Print the entries below in their entirety, exactly as they are written.

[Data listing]
_____
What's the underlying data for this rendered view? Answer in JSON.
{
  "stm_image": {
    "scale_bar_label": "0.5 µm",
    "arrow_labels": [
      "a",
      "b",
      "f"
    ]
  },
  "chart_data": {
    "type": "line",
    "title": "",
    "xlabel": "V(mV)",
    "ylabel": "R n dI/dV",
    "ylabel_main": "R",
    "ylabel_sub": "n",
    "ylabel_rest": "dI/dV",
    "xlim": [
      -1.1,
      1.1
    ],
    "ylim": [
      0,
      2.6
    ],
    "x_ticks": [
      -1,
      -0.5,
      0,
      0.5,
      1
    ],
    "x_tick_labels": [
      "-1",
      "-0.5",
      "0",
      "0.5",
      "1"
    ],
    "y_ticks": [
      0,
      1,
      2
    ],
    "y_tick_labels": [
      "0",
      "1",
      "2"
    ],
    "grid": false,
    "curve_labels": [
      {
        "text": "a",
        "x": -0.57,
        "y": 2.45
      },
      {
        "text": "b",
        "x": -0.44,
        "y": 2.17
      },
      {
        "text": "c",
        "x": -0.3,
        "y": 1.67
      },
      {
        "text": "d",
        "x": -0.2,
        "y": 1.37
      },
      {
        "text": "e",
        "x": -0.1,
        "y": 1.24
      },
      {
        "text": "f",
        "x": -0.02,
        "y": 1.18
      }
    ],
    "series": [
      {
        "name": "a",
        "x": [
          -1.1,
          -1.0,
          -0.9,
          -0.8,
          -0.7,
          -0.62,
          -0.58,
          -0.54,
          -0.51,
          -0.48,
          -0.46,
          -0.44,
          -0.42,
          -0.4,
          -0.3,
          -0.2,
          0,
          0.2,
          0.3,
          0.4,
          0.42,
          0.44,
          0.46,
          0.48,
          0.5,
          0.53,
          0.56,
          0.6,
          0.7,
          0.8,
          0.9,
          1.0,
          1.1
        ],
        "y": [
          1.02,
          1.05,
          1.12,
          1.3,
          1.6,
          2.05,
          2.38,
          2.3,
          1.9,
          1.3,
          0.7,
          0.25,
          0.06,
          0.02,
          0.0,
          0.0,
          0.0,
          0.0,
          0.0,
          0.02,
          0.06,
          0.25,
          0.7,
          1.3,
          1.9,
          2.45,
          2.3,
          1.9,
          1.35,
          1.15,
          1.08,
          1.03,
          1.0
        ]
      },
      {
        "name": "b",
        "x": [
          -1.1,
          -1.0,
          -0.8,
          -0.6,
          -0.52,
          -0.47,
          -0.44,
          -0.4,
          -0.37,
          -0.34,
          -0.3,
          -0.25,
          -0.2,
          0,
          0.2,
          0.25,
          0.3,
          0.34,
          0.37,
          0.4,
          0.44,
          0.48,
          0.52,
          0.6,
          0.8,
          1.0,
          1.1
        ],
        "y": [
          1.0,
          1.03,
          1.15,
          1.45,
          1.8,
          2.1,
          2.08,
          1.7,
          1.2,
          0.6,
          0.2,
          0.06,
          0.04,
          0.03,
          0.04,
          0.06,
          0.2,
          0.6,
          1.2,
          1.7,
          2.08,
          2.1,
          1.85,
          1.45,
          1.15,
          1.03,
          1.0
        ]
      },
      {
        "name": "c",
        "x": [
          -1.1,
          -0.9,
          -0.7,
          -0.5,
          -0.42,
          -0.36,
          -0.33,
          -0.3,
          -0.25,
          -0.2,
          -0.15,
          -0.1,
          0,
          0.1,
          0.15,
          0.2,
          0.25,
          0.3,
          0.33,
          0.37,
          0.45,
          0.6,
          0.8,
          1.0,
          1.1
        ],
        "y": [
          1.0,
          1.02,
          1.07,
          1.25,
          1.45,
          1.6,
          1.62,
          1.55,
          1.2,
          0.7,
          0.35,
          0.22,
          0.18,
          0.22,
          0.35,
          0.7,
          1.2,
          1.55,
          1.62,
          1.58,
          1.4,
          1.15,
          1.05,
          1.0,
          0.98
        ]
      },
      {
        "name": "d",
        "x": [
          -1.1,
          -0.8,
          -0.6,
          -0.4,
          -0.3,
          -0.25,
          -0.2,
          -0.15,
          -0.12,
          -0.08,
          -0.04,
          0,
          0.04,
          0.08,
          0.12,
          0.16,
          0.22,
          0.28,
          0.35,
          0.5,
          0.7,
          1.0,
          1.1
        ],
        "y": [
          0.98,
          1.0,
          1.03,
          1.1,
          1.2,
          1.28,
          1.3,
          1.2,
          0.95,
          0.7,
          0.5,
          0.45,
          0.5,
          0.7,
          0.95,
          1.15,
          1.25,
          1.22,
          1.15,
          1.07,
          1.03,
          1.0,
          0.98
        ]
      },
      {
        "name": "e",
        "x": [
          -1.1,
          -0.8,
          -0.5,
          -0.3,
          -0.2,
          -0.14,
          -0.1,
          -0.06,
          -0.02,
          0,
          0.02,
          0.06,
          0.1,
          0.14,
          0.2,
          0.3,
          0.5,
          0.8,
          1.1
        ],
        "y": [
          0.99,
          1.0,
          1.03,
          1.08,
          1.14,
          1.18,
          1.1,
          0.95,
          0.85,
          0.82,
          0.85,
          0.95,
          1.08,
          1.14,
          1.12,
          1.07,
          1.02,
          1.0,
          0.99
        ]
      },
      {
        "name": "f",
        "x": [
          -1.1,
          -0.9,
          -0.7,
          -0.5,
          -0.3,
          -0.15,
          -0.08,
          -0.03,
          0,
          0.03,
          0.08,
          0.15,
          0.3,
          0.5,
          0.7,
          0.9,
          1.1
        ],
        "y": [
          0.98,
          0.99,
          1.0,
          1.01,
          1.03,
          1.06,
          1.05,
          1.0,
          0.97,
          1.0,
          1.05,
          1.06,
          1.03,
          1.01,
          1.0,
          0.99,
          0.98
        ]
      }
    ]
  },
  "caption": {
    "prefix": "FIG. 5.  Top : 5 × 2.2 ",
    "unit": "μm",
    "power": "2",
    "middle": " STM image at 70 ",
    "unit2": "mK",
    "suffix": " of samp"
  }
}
_____
▸ Answer:
What's the underlying data for this rendered view? Answer in JSON.
{
  "stm_image": {
    "scale_bar_label": "0.5 µm",
    "arrow_labels": [
      "a",
      "b",
      "f"
    ]
  },
  "chart_data": {
    "type": "line",
    "title": "",
    "xlabel": "V(mV)",
    "ylabel": "R n dI/dV",
    "ylabel_main": "R",
    "ylabel_sub": "n",
    "ylabel_rest": "dI/dV",
    "xlim": [
      -1.1,
      1.1
    ],
    "ylim": [
      0,
      2.6
    ],
    "x_ticks": [
      -1,
      -0.5,
      0,
      0.5,
      1
    ],
    "x_tick_labels": [
      "-1",
      "-0.5",
      "0",
      "0.5",
      "1"
    ],
    "y_ticks": [
      0,
      1,
      2
    ],
    "y_tick_labels": [
      "0",
      "1",
      "2"
    ],
    "grid": false,
    "curve_labels": [
      {
        "text": "a",
        "x": -0.57,
        "y": 2.45
      },
      {
        "text": "b",
        "x": -0.44,
        "y": 2.17
      },
      {
        "text": "c",
        "x": -0.3,
        "y": 1.67
      },
      {
        "text": "d",
        "x": -0.2,
        "y": 1.37
      },
      {
        "text": "e",
        "x": -0.1,
        "y": 1.24
      },
      {
        "text": "f",
        "x": -0.02,
        "y": 1.18
      }
    ],
    "series": [
      {
        "name": "a",
        "x": [
          -1.1,
          -1.0,
          -0.9,
          -0.8,
          -0.7,
          -0.62,
          -0.58,
          -0.54,
          -0.51,
          -0.48,
          -0.46,
          -0.44,
          -0.42,
          -0.4,
          -0.3,
          -0.2,
          0,
          0.2,
          0.3,
          0.4,
          0.42,
          0.44,
          0.46,
          0.48,
          0.5,
          0.53,
          0.56,
          0.6,
          0.7,
          0.8,
          0.9,
          1.0,
          1.1
        ],
        "y": [
          1.02,
          1.05,
          1.12,
          1.3,
          1.6,
          2.05,
          2.38,
          2.3,
          1.9,
          1.3,
          0.7,
          0.25,
          0.06,
          0.02,
          0.0,
          0.0,
          0.0,
          0.0,
          0.0,
          0.02,
          0.06,
          0.25,
          0.7,
          1.3,
          1.9,
          2.45,
          2.3,
          1.9,
          1.35,
          1.15,
          1.08,
          1.03,
          1.0
        ]
      },
      {
        "name": "b",
        "x": [
          -1.1,
          -1.0,
          -0.8,
          -0.6,
          -0.52,
          -0.47,
          -0.44,
          -0.4,
          -0.37,
          -0.34,
          -0.3,
          -0.25,
          -0.2,
          0,
          0.2,
          0.25,
          0.3,
          0.34,
          0.37,
          0.4,
          0.44,
          0.48,
          0.52,
          0.6,
          0.8,
          1.0,
          1.1
        ],
        "y": [
          1.0,
          1.03,
          1.15,
          1.45,
          1.8,
          2.1,
          2.08,
          1.7,
          1.2,
          0.6,
          0.2,
          0.06,
          0.04,
          0.03,
          0.04,
          0.06,
          0.2,
          0.6,
          1.2,
          1.7,
          2.08,
          2.1,
          1.85,
          1.45,
          1.15,
          1.03,
          1.0
        ]
      },
      {
        "name": "c",
        "x": [
          -1.1,
          -0.9,
          -0.7,
          -0.5,
          -0.42,
          -0.36,
          -0.33,
          -0.3,
          -0.25,
          -0.2,
          -0.15,
          -0.1,
          0,
          0.1,
          0.15,
          0.2,
          0.25,
          0.3,
          0.33,
          0.37,
          0.45,
          0.6,
          0.8,
          1.0,
          1.1
        ],
        "y": [
          1.0,
          1.02,
          1.07,
          1.25,
          1.45,
          1.6,
          1.62,
          1.55,
          1.2,
          0.7,
          0.35,
          0.22,
          0.18,
          0.22,
          0.35,
          0.7,
          1.2,
          1.55,
          1.62,
          1.58,
          1.4,
          1.15,
          1.05,
          1.0,
          0.98
        ]
      },
      {
        "name": "d",
        "x": [
          -1.1,
          -0.8,
          -0.6,
          -0.4,
          -0.3,
          -0.25,
          -0.2,
          -0.15,
          -0.12,
          -0.08,
          -0.04,
          0,
          0.04,
          0.08,
          0.12,
          0.16,
          0.22,
          0.28,
          0.35,
          0.5,
          0.7,
          1.0,
          1.1
        ],
        "y": [
          0.98,
          1.0,
          1.03,
          1.1,
          1.2,
          1.28,
          1.3,
          1.2,
          0.95,
          0.7,
          0.5,
          0.45,
          0.5,
          0.7,
          0.95,
          1.15,
          1.25,
          1.22,
          1.15,
          1.07,
          1.03,
          1.0,
          0.98
        ]
      },
      {
        "name": "e",
        "x": [
          -1.1,
          -0.8,
          -0.5,
          -0.3,
          -0.2,
          -0.14,
          -0.1,
          -0.06,
          -0.02,
          0,
          0.02,
          0.06,
          0.1,
          0.14,
          0.2,
          0.3,
          0.5,
          0.8,
          1.1
        ],
        "y": [
          0.99,
          1.0,
          1.03,
          1.08,
          1.14,
          1.18,
          1.1,
          0.95,
          0.85,
          0.82,
          0.85,
          0.95,
          1.08,
          1.14,
          1.12,
          1.07,
          1.02,
          1.0,
          0.99
        ]
      },
      {
        "name": "f",
        "x": [
          -1.1,
          -0.9,
          -0.7,
          -0.5,
          -0.3,
          -0.15,
          -0.08,
          -0.03,
          0,
          0.03,
          0.08,
          0.15,
          0.3,
          0.5,
          0.7,
          0.9,
          1.1
        ],
        "y": [
          0.98,
          0.99,
          1.0,
          1.01,
          1.03,
          1.06,
          1.05,
          1.0,
          0.97,
          1.0,
          1.05,
          1.06,
          1.03,
          1.01,
          1.0,
          0.99,
          0.98
        ]
      }
    ]
  },
  "caption": {
    "prefix": "FIG. 5.  Top : 5 × 2.2 ",
    "unit": "μm",
    "power": "2",
    "middle": " STM image at 70 ",
    "unit2": "mK",
    "suffix": " of samp"
  }
}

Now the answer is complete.